> [RECORDS FOR THIS EXERCISE]:

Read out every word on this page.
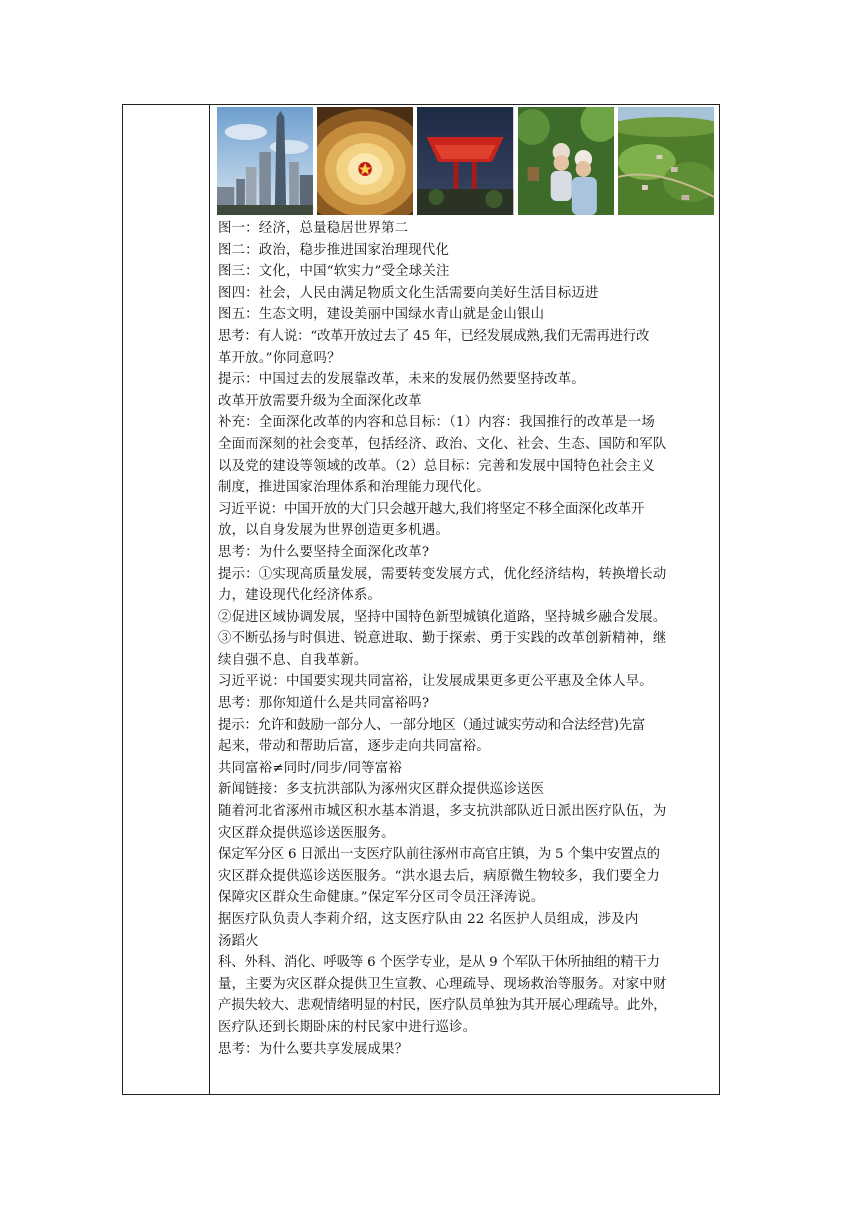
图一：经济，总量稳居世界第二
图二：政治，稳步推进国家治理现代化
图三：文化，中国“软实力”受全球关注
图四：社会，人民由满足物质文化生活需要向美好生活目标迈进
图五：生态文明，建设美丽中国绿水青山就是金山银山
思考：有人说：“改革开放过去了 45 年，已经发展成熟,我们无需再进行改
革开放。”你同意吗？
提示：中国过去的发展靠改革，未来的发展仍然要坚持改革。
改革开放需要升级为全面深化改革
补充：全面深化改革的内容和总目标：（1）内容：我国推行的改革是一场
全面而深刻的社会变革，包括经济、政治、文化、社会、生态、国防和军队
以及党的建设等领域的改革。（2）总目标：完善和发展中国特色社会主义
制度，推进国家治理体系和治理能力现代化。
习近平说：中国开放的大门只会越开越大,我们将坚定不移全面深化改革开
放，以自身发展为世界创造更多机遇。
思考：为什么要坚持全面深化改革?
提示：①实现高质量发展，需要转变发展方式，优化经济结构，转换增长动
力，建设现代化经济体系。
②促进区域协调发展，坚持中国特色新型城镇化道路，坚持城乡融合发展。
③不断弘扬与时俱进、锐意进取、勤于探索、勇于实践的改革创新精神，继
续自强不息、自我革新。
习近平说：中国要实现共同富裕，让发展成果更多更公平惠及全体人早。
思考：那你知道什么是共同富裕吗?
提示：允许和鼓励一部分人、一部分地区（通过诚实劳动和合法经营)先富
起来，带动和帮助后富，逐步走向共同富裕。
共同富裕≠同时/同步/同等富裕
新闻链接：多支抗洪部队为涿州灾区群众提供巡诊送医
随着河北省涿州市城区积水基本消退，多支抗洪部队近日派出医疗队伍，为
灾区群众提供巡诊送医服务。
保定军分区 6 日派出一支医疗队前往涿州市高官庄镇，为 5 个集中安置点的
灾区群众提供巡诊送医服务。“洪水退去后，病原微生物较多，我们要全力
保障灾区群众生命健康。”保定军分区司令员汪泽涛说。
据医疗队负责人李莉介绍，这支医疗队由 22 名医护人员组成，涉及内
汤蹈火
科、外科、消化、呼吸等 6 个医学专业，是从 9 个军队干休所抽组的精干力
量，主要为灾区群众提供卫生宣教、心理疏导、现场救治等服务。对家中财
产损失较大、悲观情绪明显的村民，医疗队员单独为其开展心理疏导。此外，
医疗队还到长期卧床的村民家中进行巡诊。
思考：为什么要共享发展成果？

> [EXERCISE DIRECTIONS]: Give only the number of lines that include the word "灾区群众提供巡诊送医服务".

> [OUTPUT FOR THIS EXERCISE]: 2